Given request: Below are the entries; state how many of their lines contain the string "wastewater", and nothing more.

Records for this task:
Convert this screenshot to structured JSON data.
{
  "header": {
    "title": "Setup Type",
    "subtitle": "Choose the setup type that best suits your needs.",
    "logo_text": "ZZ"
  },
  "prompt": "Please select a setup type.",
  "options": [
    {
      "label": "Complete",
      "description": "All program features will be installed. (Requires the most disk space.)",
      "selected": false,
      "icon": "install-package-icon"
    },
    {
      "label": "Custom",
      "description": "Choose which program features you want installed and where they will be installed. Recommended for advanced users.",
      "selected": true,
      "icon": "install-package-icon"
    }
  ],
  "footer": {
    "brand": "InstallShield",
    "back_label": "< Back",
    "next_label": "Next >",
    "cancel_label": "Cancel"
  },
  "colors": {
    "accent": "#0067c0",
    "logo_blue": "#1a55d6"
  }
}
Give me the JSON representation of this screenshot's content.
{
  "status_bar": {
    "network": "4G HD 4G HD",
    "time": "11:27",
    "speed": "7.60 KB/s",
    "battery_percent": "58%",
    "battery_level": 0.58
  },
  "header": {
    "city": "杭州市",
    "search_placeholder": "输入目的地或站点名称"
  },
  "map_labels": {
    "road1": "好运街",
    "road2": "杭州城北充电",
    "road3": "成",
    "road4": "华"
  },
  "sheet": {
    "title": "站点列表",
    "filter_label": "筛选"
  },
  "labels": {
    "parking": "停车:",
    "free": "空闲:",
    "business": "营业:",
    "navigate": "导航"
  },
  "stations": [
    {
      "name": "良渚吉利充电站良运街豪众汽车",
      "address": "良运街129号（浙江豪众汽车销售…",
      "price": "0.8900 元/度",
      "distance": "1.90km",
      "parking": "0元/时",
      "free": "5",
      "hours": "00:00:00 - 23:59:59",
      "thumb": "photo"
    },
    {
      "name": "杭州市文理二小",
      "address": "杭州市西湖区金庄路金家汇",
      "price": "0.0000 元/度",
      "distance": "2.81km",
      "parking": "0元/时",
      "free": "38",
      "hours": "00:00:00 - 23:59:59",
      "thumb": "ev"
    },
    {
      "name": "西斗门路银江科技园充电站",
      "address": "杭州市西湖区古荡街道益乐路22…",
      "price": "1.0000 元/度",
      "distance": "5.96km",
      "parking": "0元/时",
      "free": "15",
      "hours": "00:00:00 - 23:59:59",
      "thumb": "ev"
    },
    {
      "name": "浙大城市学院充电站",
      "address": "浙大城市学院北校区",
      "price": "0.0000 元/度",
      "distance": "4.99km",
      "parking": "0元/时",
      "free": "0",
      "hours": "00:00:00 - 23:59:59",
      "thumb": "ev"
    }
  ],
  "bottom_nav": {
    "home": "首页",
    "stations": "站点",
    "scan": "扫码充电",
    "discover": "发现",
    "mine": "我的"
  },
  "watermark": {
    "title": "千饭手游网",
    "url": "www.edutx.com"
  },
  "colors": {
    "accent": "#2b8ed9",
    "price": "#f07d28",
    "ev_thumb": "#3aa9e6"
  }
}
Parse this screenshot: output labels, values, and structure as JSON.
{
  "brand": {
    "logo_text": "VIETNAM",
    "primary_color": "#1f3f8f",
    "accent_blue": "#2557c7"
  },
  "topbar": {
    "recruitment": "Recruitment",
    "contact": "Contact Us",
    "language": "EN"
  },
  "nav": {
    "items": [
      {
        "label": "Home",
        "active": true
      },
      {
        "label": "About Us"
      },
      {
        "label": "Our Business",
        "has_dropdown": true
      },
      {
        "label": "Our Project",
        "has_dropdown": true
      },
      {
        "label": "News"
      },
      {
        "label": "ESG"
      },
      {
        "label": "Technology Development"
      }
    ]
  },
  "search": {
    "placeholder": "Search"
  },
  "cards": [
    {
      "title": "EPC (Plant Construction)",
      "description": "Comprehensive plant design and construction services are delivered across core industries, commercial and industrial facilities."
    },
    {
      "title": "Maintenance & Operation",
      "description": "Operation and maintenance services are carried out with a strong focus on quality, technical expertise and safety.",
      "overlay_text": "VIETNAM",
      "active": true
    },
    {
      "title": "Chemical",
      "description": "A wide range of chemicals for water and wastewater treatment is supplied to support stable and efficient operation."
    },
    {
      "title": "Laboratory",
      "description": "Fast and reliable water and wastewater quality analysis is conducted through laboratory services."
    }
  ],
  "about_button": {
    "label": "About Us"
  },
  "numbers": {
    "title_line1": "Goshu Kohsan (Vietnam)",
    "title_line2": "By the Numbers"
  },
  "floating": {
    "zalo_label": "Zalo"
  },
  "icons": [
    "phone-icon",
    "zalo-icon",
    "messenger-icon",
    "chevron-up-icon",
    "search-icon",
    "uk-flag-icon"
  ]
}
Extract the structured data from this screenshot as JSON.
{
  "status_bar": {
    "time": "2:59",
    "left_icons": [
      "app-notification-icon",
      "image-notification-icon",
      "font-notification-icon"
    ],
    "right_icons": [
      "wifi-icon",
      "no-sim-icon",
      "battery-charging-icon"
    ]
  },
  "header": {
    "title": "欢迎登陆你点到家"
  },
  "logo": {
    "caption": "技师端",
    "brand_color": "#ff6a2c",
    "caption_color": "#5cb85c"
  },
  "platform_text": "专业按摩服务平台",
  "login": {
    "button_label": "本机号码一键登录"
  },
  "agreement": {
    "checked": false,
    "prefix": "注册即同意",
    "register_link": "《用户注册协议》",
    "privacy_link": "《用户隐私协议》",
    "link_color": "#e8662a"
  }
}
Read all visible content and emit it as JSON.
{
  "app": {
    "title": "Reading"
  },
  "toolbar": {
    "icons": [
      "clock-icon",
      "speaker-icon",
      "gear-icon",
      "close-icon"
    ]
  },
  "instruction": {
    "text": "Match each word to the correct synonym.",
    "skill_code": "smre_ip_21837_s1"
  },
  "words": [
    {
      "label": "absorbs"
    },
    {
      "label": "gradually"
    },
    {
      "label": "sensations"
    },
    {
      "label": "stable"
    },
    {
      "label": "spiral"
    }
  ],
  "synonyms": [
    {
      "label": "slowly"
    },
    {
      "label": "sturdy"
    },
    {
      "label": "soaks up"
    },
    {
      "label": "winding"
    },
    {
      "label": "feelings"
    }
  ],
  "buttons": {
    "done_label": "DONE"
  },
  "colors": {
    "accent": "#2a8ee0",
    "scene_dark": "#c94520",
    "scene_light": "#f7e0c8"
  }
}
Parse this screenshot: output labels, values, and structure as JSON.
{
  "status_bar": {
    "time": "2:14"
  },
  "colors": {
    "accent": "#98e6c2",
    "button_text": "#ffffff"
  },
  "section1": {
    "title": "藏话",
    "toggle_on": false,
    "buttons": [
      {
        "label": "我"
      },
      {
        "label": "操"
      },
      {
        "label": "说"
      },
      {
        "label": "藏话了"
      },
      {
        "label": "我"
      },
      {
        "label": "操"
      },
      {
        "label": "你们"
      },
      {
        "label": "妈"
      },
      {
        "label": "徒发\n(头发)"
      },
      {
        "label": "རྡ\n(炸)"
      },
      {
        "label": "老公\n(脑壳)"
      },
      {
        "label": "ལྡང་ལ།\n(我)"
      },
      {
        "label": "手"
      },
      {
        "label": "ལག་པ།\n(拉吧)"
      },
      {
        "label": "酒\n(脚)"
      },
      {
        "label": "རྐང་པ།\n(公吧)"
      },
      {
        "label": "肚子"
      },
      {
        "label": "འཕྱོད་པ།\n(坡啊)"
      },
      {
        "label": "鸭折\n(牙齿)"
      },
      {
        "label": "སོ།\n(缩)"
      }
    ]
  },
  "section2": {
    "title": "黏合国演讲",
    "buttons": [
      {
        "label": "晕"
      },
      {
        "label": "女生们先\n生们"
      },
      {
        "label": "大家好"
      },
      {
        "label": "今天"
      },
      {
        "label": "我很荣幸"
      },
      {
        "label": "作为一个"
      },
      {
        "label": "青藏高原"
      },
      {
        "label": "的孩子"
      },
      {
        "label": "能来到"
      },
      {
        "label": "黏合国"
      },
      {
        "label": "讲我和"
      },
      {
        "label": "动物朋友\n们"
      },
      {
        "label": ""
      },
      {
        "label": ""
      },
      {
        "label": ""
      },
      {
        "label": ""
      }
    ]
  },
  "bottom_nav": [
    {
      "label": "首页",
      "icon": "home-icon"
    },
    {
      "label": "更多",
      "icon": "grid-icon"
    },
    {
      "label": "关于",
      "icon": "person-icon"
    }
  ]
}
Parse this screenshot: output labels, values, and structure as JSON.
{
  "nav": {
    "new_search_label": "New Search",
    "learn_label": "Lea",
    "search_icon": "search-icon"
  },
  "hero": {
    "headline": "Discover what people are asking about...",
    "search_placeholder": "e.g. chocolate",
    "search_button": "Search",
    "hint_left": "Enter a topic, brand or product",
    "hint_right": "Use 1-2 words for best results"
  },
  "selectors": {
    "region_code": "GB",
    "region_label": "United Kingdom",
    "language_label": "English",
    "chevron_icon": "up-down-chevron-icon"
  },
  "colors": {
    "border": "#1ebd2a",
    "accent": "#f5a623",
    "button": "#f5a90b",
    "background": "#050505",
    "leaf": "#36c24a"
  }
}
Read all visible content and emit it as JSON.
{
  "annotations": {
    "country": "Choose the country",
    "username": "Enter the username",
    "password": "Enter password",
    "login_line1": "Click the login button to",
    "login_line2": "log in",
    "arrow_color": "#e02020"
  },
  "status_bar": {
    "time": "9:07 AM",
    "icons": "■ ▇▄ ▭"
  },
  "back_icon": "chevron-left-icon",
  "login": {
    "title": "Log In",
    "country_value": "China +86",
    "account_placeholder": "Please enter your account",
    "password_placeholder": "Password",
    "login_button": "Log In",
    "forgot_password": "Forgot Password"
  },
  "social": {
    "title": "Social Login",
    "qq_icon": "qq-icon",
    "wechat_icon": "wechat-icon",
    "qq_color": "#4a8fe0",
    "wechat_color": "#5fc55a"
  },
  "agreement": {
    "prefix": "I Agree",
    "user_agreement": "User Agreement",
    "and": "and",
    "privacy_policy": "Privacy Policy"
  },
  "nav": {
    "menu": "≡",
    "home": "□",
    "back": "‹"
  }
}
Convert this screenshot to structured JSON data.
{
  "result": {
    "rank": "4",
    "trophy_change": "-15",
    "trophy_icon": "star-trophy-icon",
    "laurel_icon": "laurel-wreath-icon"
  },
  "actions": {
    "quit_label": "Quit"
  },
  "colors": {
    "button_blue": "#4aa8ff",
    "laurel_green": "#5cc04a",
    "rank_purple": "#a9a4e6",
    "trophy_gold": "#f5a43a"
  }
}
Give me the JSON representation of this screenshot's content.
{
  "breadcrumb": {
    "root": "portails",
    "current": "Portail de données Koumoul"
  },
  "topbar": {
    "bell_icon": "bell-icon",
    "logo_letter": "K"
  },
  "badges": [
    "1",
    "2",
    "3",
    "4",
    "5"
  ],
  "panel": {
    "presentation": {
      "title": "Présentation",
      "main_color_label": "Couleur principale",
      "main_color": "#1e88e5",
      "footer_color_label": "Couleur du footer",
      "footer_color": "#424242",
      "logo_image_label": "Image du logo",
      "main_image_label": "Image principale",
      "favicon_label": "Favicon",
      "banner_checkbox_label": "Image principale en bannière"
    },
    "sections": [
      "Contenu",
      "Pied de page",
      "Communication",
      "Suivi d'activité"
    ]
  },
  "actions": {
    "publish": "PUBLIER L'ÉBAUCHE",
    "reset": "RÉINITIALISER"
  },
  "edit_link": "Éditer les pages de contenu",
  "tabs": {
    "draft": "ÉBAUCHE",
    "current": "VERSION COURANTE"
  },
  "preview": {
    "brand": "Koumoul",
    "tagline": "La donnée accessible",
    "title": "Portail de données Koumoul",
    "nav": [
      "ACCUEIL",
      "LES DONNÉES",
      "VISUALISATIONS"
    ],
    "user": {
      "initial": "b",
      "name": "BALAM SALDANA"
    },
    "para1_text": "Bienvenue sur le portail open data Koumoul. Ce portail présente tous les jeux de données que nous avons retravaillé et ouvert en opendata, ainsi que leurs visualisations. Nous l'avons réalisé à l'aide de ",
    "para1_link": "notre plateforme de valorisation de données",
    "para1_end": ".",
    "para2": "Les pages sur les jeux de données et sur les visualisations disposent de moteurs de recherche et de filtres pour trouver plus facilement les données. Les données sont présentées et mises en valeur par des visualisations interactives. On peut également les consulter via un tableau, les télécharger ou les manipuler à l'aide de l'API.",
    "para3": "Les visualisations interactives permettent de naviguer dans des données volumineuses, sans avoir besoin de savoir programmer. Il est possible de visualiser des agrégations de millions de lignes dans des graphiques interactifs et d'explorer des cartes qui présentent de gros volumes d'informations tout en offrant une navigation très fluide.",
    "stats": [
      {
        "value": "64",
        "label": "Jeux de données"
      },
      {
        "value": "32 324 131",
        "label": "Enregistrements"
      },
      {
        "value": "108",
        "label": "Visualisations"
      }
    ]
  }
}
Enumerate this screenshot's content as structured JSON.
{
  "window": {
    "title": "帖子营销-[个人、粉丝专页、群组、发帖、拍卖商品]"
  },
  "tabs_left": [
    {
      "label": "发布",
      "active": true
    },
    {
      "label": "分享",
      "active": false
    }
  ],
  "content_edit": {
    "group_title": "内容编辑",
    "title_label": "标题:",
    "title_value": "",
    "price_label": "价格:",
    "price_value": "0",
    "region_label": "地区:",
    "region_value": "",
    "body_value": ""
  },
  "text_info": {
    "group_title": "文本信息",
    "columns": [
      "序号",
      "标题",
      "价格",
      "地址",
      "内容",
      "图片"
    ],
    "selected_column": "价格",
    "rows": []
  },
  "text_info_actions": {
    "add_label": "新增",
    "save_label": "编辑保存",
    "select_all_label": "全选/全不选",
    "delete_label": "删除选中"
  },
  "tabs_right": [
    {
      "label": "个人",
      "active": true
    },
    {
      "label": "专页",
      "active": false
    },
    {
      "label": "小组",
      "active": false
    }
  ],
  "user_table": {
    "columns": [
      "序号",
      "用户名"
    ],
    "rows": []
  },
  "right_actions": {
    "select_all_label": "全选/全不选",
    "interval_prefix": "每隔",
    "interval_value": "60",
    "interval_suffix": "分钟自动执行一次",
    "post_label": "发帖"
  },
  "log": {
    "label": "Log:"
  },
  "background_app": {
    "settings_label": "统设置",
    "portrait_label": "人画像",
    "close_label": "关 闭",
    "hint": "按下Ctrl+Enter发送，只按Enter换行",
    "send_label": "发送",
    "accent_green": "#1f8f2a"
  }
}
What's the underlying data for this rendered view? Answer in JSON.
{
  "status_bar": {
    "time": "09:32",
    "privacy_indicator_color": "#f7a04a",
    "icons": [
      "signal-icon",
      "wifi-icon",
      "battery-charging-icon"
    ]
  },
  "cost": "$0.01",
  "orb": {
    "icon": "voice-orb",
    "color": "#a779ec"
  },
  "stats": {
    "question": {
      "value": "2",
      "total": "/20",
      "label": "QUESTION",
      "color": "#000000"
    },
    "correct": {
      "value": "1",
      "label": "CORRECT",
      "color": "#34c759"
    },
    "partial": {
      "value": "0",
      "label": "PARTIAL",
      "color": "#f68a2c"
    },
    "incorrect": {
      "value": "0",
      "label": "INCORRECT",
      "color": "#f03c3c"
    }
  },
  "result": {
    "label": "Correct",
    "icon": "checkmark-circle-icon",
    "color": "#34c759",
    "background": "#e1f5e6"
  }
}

Complete response: 2